§ **Stored records**
:::

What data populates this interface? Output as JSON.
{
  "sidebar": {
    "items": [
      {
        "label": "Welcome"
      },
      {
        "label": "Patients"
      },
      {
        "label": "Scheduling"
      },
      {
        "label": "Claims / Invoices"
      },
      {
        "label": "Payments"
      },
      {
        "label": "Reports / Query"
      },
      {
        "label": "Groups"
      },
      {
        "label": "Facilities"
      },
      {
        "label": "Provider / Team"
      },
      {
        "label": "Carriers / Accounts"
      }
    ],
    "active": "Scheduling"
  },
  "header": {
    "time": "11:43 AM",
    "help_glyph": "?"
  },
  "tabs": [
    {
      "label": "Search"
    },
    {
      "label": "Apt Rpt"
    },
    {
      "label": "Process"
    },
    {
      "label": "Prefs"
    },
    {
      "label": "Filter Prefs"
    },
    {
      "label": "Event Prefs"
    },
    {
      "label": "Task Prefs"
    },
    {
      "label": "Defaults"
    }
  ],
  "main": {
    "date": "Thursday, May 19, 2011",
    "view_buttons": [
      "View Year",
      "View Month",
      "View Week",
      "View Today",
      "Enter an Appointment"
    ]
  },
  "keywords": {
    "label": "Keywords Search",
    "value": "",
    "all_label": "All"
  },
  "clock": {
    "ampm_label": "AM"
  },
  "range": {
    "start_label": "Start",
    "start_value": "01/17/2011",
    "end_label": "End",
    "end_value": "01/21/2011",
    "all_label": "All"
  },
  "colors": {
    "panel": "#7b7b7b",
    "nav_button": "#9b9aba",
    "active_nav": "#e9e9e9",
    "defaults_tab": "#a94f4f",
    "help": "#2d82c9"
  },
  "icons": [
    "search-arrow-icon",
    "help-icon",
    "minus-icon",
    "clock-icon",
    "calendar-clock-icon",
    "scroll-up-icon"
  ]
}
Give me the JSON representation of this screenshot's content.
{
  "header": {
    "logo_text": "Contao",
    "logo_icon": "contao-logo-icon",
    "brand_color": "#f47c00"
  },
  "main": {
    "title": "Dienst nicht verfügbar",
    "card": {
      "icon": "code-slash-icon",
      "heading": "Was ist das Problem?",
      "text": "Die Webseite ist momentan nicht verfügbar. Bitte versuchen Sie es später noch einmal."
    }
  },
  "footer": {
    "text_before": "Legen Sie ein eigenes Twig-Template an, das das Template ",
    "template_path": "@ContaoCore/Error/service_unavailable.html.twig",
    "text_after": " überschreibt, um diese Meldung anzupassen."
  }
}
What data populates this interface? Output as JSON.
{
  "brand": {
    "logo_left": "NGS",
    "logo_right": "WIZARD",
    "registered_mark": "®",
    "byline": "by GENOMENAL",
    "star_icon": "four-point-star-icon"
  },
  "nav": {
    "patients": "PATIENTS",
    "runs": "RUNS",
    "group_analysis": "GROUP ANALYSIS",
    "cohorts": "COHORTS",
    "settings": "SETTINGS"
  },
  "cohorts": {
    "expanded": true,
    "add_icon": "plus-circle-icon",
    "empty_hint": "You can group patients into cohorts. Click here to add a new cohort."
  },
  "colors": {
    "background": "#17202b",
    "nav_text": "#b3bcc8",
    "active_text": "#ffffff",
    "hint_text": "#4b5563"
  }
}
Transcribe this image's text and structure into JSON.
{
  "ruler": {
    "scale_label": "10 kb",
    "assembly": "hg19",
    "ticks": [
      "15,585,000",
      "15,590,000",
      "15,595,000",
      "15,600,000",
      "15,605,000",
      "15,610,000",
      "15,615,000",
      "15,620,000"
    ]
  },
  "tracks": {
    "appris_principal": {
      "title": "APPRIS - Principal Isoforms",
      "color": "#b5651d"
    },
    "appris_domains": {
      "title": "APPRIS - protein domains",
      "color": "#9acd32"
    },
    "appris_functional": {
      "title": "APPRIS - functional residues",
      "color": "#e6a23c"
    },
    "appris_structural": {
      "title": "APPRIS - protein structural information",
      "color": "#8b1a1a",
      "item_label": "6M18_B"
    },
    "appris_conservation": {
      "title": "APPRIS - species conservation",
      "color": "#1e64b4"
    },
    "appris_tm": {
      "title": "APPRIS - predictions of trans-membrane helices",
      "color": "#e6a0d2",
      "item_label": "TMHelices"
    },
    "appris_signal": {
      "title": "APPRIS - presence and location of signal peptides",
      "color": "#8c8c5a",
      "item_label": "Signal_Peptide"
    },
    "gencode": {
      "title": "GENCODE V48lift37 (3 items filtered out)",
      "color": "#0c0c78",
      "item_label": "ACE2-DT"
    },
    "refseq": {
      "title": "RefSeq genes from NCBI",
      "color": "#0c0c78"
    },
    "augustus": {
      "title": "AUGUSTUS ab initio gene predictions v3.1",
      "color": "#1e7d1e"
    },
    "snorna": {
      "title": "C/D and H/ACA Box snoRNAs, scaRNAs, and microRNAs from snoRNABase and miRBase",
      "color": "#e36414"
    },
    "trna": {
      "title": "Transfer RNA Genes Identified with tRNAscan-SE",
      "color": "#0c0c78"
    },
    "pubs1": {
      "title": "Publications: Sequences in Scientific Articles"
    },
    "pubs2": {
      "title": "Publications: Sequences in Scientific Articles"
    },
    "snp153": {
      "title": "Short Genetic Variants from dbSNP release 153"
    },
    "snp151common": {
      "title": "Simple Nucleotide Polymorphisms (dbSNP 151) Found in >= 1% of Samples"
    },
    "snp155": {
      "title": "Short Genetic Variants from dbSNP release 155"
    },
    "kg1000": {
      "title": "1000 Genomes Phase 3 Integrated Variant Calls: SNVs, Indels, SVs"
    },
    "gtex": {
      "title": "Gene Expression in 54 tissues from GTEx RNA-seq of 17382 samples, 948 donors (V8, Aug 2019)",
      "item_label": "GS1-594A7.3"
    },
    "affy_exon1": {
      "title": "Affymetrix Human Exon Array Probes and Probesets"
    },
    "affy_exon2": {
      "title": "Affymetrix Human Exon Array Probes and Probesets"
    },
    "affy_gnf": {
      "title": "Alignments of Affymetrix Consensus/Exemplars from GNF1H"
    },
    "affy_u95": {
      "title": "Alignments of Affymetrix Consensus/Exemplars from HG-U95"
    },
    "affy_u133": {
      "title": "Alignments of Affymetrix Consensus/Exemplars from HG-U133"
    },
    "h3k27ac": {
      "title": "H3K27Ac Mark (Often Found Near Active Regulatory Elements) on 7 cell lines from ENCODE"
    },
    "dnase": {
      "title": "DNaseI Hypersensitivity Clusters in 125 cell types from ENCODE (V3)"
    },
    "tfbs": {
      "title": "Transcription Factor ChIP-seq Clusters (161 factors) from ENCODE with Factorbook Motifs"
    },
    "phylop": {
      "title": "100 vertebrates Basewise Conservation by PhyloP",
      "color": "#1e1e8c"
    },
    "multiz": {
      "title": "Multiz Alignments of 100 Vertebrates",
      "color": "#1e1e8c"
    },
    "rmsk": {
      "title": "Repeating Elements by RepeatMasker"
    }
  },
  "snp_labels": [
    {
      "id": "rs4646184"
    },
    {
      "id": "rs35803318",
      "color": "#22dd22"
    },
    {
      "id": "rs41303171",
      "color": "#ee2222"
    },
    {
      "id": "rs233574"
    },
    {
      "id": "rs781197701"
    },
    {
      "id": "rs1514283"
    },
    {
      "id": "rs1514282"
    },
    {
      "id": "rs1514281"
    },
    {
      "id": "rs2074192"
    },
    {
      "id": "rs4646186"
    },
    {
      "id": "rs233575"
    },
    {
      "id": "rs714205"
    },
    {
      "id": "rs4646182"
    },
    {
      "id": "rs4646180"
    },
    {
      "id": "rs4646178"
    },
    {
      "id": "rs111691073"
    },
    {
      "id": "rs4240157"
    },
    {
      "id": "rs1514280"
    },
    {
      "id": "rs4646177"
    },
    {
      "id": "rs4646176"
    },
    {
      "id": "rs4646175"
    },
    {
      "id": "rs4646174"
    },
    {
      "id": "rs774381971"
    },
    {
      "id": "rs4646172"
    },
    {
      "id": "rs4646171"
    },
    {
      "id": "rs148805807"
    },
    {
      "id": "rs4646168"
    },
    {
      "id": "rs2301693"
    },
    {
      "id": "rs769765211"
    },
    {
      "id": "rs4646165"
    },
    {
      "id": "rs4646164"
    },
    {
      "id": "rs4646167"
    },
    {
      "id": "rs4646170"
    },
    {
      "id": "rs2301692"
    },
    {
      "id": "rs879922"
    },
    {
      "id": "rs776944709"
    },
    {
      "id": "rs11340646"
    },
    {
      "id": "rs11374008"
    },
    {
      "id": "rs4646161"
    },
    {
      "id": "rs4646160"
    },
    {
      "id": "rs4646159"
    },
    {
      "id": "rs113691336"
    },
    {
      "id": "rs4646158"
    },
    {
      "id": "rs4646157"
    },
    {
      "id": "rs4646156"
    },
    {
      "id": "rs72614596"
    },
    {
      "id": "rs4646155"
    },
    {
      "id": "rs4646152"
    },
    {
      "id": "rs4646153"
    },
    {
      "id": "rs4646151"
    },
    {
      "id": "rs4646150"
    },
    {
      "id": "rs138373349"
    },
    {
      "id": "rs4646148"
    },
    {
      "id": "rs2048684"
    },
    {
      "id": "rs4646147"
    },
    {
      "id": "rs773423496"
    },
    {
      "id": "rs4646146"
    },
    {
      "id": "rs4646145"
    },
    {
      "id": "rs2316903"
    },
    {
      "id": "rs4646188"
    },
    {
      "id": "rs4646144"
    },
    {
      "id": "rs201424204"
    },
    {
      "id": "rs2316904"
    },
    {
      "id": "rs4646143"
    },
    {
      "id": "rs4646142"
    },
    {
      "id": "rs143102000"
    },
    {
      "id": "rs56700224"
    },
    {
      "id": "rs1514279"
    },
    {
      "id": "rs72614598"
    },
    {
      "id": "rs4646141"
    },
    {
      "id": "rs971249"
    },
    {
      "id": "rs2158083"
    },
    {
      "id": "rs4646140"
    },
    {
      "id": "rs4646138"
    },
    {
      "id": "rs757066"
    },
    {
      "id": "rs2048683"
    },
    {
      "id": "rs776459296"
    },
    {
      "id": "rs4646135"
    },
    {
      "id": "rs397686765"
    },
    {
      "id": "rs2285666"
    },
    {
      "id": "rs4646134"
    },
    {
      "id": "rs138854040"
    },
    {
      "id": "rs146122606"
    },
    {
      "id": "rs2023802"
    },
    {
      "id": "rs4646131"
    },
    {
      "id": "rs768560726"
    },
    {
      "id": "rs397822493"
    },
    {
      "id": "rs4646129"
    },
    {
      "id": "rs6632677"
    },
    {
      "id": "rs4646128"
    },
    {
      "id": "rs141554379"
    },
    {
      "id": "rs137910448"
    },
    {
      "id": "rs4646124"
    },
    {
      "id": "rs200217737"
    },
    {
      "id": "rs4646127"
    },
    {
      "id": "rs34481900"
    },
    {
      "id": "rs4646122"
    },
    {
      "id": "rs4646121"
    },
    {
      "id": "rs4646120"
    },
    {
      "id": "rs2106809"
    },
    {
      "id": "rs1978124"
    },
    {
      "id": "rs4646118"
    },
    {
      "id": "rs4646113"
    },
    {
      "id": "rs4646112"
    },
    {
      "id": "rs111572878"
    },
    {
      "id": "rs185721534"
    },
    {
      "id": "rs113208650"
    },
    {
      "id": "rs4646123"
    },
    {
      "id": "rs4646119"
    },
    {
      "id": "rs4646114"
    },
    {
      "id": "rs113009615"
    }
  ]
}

:::

Retrieve every line above holding the word "Prefs".

§ **SOLUTION TO THIS TASK**
      "label": "Prefs"
      "label": "Filter Prefs"
      "label": "Event Prefs"
      "label": "Task Prefs"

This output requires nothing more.